PAGE TEXT
## begin

For context: both RenderPass and BindGroup stem from the wgpu crate. Thus, it is not possible for me to simply adjust their method parameters.
The RenderPass is created every frame, whereas the TextureManager is only created once the program starts.
The TextureManager keeps the reference to the BindGroup as Arc<Mutex<…>> in order to manipulate it from multiple threads.

use core::marker::PhantomData;
use std::ops::Deref;
use std::sync::{Arc, Mutex};

fn main() {
    let texture_manager = TextureManager {
        active_bind_group: Arc::new(Mutex::new(None)),
    };
    texture_manager.activate_texture(0);

    let mut render_pass = RenderPass::new();

    step(&mut render_pass, &texture_manager);
}

fn step<'pass>(render_pass: &mut RenderPass<'pass>, texture_manager: &'pass TextureManager) {
    let guard = texture_manager.active_bind_group.lock().unwrap();
    if let Some(bind_group) = guard.deref() {
        render_pass.set_bind_group(bind_group);
    }
}

struct TextureManager {
    active_bind_group: Arc<Mutex<Option<BindGroup>>>,
    // textures: Arc<Mutex<Vec<Texture>>>,
}

impl TextureManager {
    // Only uses &self instead of &mut self for providing immutable interface
    // so that a `Arc<TextureManager>` suffices for use in multithreaded code
    fn activate_texture(&self, index: usize) {
        // let texture = textures.lock().unwrap()[index];
        // update bind group using the texture
        *self.active_bind_group.lock().unwrap() = Some(BindGroup);
    }
}

struct BindGroup;

struct RenderPass<'pass> {
    phantom: PhantomData<&'pass ()>,
}

impl<'pass> RenderPass<'pass> {
    fn new() -> Self {
        Self {
            phantom: PhantomData,
        }
    }

    fn set_bind_group(&mut self, bind_group: &'pass BindGroup) {}
}

Rust Playground

The resulting error:

error[E0597]: `guard` does not live long enough
  --> src/main.rs:18:31
   |
16 | fn step<'pass>(render_pass: &mut RenderPass<'pass>, texture_manager: &'pass TextureManager) {
   |         ----- lifetime `'pass` defined here
17 |     let guard = texture_manager.active_bind_group.lock().unwrap();
   |         ----- binding `guard` declared here
18 |     if let Some(bind_group) = guard.deref() {
   |                               ^^^^^^^^^^^^^
   |                               |
   |                               borrowed value does not live long enough
   |                               argument requires that `guard` is borrowed for `'pass`
...

## end

MATERIAL PROVIDED

## begin

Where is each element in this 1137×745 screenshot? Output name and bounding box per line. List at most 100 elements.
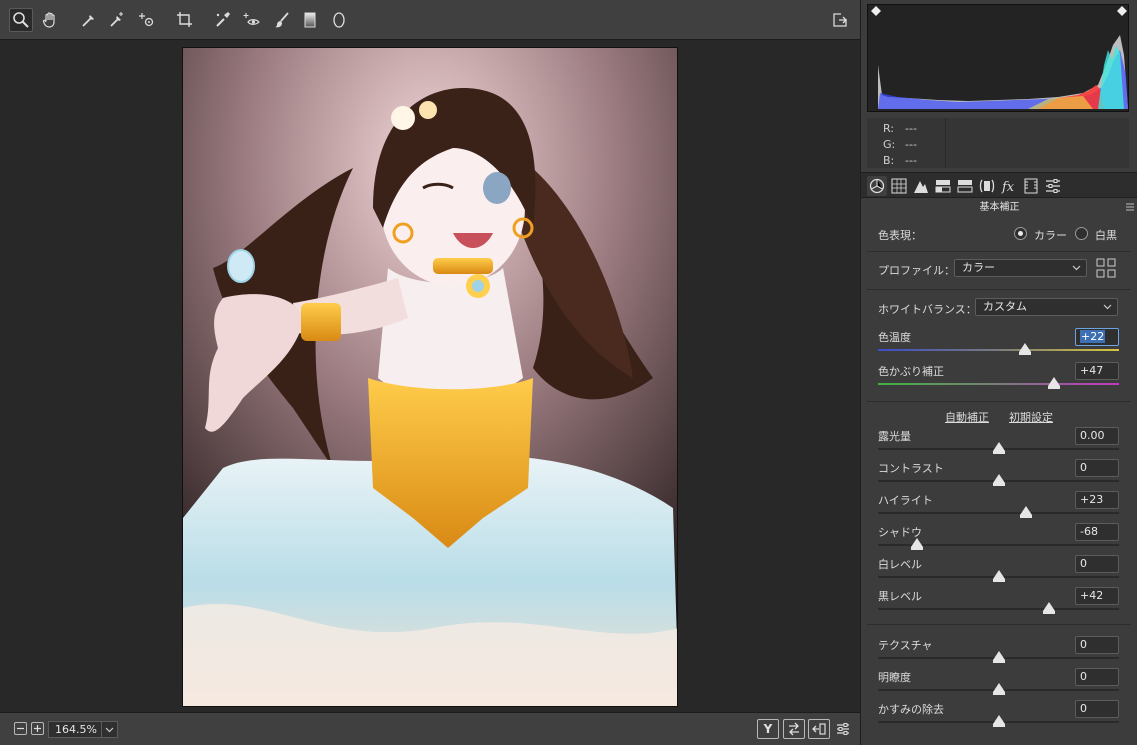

## end

WHAT IS NEEDED
Reproduce the full Rust lifetime-error post word for word.

SOLUTION TO THIS PROBLEM
For context: both RenderPass and BindGroup stem from the wgpu crate. Thus, it is not possible for me to simply adjust their method parameters.
The RenderPass is created every frame, whereas the TextureManager is only created once the program starts.
The TextureManager keeps the reference to the BindGroup as Arc<Mutex<…>> in order to manipulate it from multiple threads.

use core::marker::PhantomData;
use std::ops::Deref;
use std::sync::{Arc, Mutex};

fn main() {
    let texture_manager = TextureManager {
        active_bind_group: Arc::new(Mutex::new(None)),
    };
    texture_manager.activate_texture(0);

    let mut render_pass = RenderPass::new();

    step(&mut render_pass, &texture_manager);
}

fn step<'pass>(render_pass: &mut RenderPass<'pass>, texture_manager: &'pass TextureManager) {
    let guard = texture_manager.active_bind_group.lock().unwrap();
    if let Some(bind_group) = guard.deref() {
        render_pass.set_bind_group(bind_group);
    }
}

struct TextureManager {
    active_bind_group: Arc<Mutex<Option<BindGroup>>>,
    // textures: Arc<Mutex<Vec<Texture>>>,
}

impl TextureManager {
    // Only uses &self instead of &mut self for providing immutable interface
    // so that a `Arc<TextureManager>` suffices for use in multithreaded code
    fn activate_texture(&self, index: usize) {
        // let texture = textures.lock().unwrap()[index];
        // update bind group using the texture
        *self.active_bind_group.lock().unwrap() = Some(BindGroup);
    }
}

struct BindGroup;

struct RenderPass<'pass> {
    phantom: PhantomData<&'pass ()>,
}

impl<'pass> RenderPass<'pass> {
    fn new() -> Self {
        Self {
            phantom: PhantomData,
        }
    }

    fn set_bind_group(&mut self, bind_group: &'pass BindGroup) {}
}

Rust Playground

The resulting error:

error[E0597]: `guard` does not live long enough
  --> src/main.rs:18:31
   |
16 | fn step<'pass>(render_pass: &mut RenderPass<'pass>, texture_manager: &'pass TextureManager) {
   |         ----- lifetime `'pass` defined here
17 |     let guard = texture_manager.active_bind_group.lock().unwrap();
   |         ----- binding `guard` declared here
18 |     if let Some(bind_group) = guard.deref() {
   |                               ^^^^^^^^^^^^^
   |                               |
   |                               borrowed value does not live long enough
   |                               argument requires that `guard` is borrowed for `'pass`
...